▶ **Excerpts from a figure dataset**
----

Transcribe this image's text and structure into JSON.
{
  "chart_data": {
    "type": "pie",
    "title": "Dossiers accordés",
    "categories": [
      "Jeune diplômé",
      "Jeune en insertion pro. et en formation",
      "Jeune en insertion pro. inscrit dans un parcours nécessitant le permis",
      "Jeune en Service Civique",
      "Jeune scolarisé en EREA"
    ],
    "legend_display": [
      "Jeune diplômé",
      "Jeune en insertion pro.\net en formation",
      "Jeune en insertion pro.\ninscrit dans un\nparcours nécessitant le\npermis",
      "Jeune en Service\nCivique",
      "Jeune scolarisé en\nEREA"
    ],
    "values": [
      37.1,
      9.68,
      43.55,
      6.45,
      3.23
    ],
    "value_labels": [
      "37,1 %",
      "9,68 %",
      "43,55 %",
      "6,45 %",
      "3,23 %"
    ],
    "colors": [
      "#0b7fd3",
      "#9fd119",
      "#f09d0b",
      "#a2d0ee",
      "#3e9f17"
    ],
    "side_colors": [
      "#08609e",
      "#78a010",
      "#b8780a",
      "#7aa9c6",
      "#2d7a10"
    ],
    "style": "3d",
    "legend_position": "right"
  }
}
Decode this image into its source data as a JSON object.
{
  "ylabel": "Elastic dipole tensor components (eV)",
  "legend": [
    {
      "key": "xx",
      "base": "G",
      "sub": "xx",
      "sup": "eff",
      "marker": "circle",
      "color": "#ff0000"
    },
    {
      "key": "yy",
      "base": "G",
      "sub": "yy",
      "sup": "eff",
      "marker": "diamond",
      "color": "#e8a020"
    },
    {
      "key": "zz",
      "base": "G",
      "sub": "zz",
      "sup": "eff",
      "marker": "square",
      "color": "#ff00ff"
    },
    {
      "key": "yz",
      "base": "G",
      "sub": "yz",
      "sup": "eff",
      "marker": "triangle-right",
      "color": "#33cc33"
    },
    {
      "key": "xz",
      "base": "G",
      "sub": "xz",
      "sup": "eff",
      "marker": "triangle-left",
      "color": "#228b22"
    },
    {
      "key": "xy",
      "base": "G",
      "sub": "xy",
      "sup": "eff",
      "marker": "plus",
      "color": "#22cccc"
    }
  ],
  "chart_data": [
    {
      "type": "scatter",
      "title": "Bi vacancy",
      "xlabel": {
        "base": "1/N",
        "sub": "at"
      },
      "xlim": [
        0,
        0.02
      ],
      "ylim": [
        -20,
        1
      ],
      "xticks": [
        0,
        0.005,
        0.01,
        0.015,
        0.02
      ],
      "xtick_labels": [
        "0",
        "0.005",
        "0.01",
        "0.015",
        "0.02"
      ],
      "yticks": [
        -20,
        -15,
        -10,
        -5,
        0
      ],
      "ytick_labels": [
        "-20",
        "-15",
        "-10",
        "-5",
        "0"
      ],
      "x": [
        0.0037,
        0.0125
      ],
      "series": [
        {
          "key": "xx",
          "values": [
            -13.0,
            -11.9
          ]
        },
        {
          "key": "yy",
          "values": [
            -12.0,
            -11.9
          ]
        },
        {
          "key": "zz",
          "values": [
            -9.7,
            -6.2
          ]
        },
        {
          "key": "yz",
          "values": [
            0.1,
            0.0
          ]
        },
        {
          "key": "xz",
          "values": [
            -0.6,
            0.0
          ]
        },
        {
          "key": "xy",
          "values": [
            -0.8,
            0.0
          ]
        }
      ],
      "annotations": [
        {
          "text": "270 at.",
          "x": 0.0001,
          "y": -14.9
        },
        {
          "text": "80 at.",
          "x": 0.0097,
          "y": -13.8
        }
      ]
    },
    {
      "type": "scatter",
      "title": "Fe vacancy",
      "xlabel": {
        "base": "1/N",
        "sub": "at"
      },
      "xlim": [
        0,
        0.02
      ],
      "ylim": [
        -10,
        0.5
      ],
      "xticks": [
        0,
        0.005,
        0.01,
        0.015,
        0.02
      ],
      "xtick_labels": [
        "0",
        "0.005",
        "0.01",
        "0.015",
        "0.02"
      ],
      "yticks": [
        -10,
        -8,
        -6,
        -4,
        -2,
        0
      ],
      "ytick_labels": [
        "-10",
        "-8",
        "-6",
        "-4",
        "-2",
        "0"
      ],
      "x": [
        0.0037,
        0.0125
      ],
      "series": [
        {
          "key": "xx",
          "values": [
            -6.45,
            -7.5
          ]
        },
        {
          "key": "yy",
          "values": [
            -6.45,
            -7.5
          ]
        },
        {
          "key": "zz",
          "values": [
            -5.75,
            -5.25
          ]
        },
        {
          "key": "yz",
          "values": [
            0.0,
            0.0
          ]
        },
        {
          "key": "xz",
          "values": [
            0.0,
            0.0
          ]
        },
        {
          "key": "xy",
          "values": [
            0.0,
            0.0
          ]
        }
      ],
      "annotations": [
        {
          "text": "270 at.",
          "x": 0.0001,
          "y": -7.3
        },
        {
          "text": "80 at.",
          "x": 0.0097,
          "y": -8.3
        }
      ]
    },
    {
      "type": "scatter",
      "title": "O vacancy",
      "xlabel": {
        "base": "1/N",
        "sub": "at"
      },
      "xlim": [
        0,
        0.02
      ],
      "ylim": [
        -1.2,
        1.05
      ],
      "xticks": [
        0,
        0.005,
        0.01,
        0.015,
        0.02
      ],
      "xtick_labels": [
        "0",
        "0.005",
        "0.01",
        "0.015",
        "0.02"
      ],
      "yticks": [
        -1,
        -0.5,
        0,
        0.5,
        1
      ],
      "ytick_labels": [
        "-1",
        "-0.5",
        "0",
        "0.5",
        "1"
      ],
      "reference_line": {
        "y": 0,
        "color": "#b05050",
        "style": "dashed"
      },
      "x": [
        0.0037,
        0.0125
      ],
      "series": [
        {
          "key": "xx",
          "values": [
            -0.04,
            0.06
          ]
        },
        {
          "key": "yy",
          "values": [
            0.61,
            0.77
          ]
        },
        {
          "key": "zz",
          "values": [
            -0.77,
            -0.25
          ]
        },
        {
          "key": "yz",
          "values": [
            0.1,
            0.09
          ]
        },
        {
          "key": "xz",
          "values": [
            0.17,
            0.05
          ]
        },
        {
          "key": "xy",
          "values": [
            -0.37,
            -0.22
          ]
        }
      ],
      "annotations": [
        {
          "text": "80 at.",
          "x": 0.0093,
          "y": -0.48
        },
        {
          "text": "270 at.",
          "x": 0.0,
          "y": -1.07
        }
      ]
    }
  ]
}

----

▶ **Problem**
From the material above, gather all lines that include the string "image" and copy them.

▶ **Task output**
Transcribe this image's text and structure into JSON.
Decode this image into its source data as a JSON object.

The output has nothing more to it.